WHAT YOU ARE ASKED TO DO: Pick out each line with the word "name" from the material that follows.

MATERIAL SHOWN:
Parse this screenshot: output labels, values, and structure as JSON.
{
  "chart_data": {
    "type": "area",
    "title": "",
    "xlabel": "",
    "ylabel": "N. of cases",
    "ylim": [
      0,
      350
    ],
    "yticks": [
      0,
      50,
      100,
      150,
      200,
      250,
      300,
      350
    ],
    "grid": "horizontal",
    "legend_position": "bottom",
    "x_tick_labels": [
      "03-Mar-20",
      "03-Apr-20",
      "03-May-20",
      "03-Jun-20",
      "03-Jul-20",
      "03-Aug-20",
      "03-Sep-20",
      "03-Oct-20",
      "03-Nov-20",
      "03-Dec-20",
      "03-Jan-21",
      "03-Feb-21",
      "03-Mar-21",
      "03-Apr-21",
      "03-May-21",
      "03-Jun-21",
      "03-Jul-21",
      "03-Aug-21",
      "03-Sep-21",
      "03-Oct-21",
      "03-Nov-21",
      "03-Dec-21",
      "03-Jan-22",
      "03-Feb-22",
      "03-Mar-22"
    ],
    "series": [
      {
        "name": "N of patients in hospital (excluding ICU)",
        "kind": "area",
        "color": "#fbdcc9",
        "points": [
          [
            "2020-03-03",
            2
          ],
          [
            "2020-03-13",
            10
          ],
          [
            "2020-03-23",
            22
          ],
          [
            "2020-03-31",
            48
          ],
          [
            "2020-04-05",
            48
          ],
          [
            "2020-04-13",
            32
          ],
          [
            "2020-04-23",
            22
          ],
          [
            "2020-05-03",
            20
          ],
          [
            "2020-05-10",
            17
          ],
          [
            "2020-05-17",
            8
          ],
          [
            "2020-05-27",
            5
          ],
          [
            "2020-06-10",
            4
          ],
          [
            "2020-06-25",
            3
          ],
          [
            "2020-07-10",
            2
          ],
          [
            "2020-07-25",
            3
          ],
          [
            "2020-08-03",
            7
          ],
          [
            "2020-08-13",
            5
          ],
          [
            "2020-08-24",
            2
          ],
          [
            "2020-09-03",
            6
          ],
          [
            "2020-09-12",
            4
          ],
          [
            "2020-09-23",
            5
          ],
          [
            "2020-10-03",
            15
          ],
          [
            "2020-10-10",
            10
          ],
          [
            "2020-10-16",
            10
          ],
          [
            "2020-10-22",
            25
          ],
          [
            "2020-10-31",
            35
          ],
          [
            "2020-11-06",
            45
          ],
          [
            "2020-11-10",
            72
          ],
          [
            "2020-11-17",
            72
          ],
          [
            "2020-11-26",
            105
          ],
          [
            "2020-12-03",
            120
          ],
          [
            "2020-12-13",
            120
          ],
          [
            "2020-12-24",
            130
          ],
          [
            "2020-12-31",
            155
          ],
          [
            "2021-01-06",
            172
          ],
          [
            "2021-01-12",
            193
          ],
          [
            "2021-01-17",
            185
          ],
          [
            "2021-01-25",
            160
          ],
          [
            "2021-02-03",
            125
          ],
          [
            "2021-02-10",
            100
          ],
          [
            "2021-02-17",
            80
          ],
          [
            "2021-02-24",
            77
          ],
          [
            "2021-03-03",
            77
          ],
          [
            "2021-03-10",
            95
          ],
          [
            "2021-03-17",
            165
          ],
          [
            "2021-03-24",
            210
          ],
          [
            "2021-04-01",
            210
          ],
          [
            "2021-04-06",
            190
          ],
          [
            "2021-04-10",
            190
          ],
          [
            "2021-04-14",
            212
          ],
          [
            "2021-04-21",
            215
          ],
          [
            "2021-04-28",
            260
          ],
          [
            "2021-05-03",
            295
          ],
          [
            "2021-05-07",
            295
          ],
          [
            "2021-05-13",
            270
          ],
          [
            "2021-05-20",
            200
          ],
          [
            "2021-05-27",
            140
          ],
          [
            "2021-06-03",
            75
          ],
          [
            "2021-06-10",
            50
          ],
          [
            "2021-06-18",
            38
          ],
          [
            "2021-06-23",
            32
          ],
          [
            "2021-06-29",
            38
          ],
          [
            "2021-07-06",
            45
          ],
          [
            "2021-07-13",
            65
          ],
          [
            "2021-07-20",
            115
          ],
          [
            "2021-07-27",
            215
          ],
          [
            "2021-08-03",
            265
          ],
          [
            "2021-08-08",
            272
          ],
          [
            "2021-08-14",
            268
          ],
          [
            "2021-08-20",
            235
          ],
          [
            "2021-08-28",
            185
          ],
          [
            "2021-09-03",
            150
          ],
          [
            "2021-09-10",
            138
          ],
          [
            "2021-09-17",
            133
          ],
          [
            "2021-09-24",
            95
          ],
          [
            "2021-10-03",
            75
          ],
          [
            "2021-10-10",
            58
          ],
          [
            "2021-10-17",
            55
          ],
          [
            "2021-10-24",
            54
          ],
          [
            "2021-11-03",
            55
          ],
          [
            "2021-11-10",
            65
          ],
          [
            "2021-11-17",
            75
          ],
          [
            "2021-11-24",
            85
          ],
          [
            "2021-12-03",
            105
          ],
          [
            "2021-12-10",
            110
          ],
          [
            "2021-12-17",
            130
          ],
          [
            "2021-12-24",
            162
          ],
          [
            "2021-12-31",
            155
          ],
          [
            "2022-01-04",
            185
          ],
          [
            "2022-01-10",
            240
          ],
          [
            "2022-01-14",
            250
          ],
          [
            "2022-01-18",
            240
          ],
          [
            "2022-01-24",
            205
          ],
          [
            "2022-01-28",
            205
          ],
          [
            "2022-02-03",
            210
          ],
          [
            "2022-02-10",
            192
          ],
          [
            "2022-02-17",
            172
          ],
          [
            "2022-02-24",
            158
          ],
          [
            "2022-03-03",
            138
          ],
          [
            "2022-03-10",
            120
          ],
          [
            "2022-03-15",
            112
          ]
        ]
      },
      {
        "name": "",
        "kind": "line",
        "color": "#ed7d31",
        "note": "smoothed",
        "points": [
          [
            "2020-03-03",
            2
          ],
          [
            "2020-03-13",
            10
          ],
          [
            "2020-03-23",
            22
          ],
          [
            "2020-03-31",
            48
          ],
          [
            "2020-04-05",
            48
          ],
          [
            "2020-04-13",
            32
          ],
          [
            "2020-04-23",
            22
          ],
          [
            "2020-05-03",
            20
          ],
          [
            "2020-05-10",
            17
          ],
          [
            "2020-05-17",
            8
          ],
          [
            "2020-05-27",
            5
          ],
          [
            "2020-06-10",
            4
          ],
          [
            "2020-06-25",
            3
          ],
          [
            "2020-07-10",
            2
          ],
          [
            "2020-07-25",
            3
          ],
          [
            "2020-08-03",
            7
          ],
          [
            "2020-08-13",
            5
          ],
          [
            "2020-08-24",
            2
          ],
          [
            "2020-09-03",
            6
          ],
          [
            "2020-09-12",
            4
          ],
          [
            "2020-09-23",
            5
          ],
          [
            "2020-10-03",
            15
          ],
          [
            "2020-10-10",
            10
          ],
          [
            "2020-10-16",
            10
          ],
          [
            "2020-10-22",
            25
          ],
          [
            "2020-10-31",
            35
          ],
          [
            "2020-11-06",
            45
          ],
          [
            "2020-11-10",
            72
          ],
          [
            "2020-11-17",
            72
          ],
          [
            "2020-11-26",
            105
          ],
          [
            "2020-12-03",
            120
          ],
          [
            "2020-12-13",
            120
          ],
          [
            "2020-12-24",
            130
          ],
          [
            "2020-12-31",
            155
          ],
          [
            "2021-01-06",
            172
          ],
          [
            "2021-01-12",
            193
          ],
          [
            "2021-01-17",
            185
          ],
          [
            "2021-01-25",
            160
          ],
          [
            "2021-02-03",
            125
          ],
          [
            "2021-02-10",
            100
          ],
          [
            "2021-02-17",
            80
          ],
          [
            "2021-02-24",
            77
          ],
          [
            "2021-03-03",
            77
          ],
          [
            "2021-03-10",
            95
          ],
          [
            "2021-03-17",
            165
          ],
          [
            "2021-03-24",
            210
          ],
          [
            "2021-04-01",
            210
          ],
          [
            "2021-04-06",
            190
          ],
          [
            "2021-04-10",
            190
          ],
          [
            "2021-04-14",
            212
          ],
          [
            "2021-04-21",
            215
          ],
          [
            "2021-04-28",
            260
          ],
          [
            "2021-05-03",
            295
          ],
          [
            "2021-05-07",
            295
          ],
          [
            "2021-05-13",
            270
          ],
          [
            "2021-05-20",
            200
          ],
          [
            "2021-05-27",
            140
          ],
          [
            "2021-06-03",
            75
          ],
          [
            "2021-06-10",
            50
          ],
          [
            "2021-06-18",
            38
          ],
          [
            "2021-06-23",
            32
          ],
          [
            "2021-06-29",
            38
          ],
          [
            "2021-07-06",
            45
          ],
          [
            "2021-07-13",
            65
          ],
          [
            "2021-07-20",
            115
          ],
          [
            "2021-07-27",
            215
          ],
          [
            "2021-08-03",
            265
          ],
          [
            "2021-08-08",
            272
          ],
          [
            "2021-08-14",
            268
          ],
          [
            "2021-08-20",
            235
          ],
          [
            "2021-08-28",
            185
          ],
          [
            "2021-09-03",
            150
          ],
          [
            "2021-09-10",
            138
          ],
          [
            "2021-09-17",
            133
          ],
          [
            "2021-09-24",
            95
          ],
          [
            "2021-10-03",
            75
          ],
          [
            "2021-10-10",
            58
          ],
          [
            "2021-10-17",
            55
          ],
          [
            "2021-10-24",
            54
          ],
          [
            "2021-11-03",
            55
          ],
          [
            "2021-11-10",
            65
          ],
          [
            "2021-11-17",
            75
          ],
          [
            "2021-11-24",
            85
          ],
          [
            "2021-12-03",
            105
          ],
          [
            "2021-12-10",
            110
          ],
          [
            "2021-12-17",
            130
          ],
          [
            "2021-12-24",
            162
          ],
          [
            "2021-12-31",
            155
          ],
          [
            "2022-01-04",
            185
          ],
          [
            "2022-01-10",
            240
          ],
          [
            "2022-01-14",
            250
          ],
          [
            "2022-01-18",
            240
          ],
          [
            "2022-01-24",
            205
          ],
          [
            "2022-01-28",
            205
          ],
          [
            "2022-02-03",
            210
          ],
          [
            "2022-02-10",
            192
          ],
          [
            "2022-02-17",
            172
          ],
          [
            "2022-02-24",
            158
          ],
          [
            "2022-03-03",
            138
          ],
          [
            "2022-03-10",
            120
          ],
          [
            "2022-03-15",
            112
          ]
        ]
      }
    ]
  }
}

ANSWER TO THE PROBLEM:
        "name": "N of patients in hospital (excluding ICU)",
        "name": "",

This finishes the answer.